Raw records:
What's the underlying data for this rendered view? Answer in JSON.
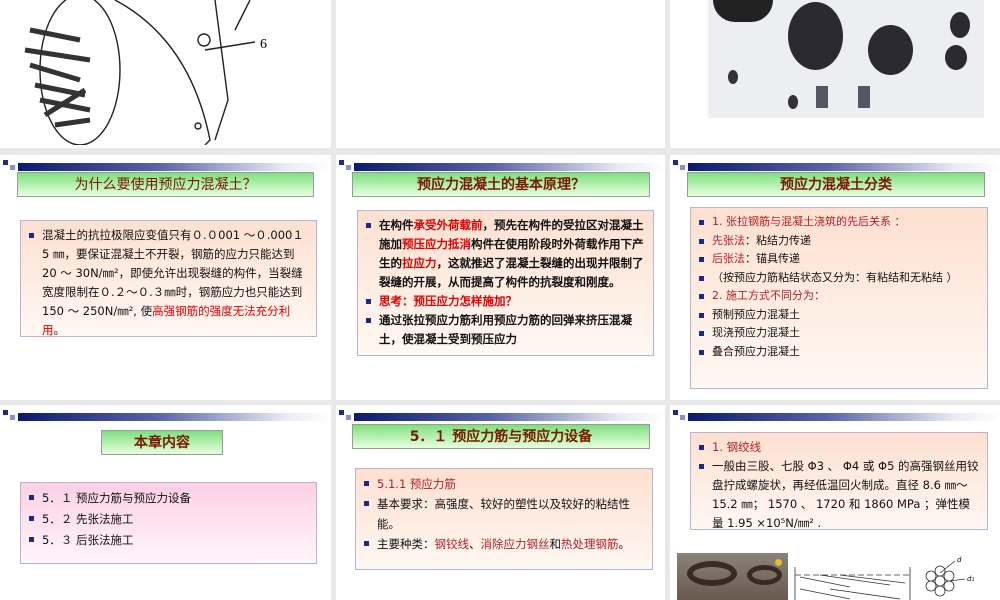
{
  "slides": [
    {
      "figure_label": "6"
    },
    {},
    {},
    {
      "title": "为什么要使用预应力混凝土？",
      "body": [
        "混凝土的抗拉极限应变值只有０.０001 ～０.000１5 ㎜，要保证混凝土不开裂，钢筋的应力只能达到 20 ～ 30N/㎜²，即使允许出现裂缝的构件，当裂缝宽度限制在０.２～０.３㎜时，钢筋应力也只能达到 150 ～ 250N/㎜², 使",
        "高强钢筋的强度无法充分利用",
        "。"
      ]
    },
    {
      "title": "预应力混凝土的基本原理？",
      "p1": [
        "在构件",
        "承受外荷载前",
        "，预先在构件的受拉区对混凝土施加",
        "预压应力抵消",
        "构件在使用阶段时外荷载作用下产生的",
        "拉应力",
        "，这就推迟了混凝土裂缝的出现并限制了裂缝的开展，从而提高了构件的抗裂度和刚度。"
      ],
      "p2": "思考：预压应力怎样施加？",
      "p3": "通过张拉预应力筋利用预应力筋的回弹来挤压混凝土，使混凝土受到预压应力"
    },
    {
      "title": "预应力混凝土分类",
      "items": [
        [
          "1. 张拉钢筋与混凝土浇筑的先后关系 ：",
          ""
        ],
        [
          "先张法",
          "：粘结力传递"
        ],
        [
          "后张法",
          "：锚具传递"
        ],
        [
          "",
          "（按预应力筋粘结状态又分为：有粘结和无粘结 ）"
        ],
        [
          "2. 施工方式不同分为：",
          ""
        ],
        [
          "",
          "预制预应力混凝土"
        ],
        [
          "",
          "现浇预应力混凝土"
        ],
        [
          "",
          "叠合预应力混凝土"
        ]
      ]
    },
    {
      "title": "本章内容",
      "items": [
        "5．１ 预应力筋与预应力设备",
        "5．２ 先张法施工",
        "5．３ 后张法施工"
      ]
    },
    {
      "title": "5．１ 预应力筋与预应力设备",
      "i1": "5.1.1  预应力筋",
      "i2": "  基本要求：高强度、较好的塑性以及较好的粘结性能。",
      "i3": [
        "主要种类：",
        "钢铰线",
        "、",
        "消除应力钢丝",
        "和",
        "热处理钢筋",
        "。"
      ]
    },
    {
      "i1": "1. 钢绞线",
      "i2": "一般由三股、七股 Φ3 、 Φ4  或 Φ5  的高强钢丝用铰盘拧成螺旋状，再经低温回火制成。直径 8.6 ㎜～ 15.2 ㎜；   1570 、   1720 和 1860 MPa ；弹性模量 1.95 ×10⁵N/㎜² .",
      "d_label": "d",
      "d1_label": "d₁"
    }
  ]
}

Stated task: Your task is to reproduce all of the material exactly. The pictures stay out.

Final result:
What's the underlying data for this rendered view? Answer in JSON.
{
  "slides": [
    {
      "figure_label": "6"
    },
    {},
    {},
    {
      "title": "为什么要使用预应力混凝土？",
      "body": [
        "混凝土的抗拉极限应变值只有０.０001 ～０.000１5 ㎜，要保证混凝土不开裂，钢筋的应力只能达到 20 ～ 30N/㎜²，即使允许出现裂缝的构件，当裂缝宽度限制在０.２～０.３㎜时，钢筋应力也只能达到 150 ～ 250N/㎜², 使",
        "高强钢筋的强度无法充分利用",
        "。"
      ]
    },
    {
      "title": "预应力混凝土的基本原理？",
      "p1": [
        "在构件",
        "承受外荷载前",
        "，预先在构件的受拉区对混凝土施加",
        "预压应力抵消",
        "构件在使用阶段时外荷载作用下产生的",
        "拉应力",
        "，这就推迟了混凝土裂缝的出现并限制了裂缝的开展，从而提高了构件的抗裂度和刚度。"
      ],
      "p2": "思考：预压应力怎样施加？",
      "p3": "通过张拉预应力筋利用预应力筋的回弹来挤压混凝土，使混凝土受到预压应力"
    },
    {
      "title": "预应力混凝土分类",
      "items": [
        [
          "1. 张拉钢筋与混凝土浇筑的先后关系 ：",
          ""
        ],
        [
          "先张法",
          "：粘结力传递"
        ],
        [
          "后张法",
          "：锚具传递"
        ],
        [
          "",
          "（按预应力筋粘结状态又分为：有粘结和无粘结 ）"
        ],
        [
          "2. 施工方式不同分为：",
          ""
        ],
        [
          "",
          "预制预应力混凝土"
        ],
        [
          "",
          "现浇预应力混凝土"
        ],
        [
          "",
          "叠合预应力混凝土"
        ]
      ]
    },
    {
      "title": "本章内容",
      "items": [
        "5．１ 预应力筋与预应力设备",
        "5．２ 先张法施工",
        "5．３ 后张法施工"
      ]
    },
    {
      "title": "5．１ 预应力筋与预应力设备",
      "i1": "5.1.1  预应力筋",
      "i2": "  基本要求：高强度、较好的塑性以及较好的粘结性能。",
      "i3": [
        "主要种类：",
        "钢铰线",
        "、",
        "消除应力钢丝",
        "和",
        "热处理钢筋",
        "。"
      ]
    },
    {
      "i1": "1. 钢绞线",
      "i2": "一般由三股、七股 Φ3 、 Φ4  或 Φ5  的高强钢丝用铰盘拧成螺旋状，再经低温回火制成。直径 8.6 ㎜～ 15.2 ㎜；   1570 、   1720 和 1860 MPa ；弹性模量 1.95 ×10⁵N/㎜² .",
      "d_label": "d",
      "d1_label": "d₁"
    }
  ]
}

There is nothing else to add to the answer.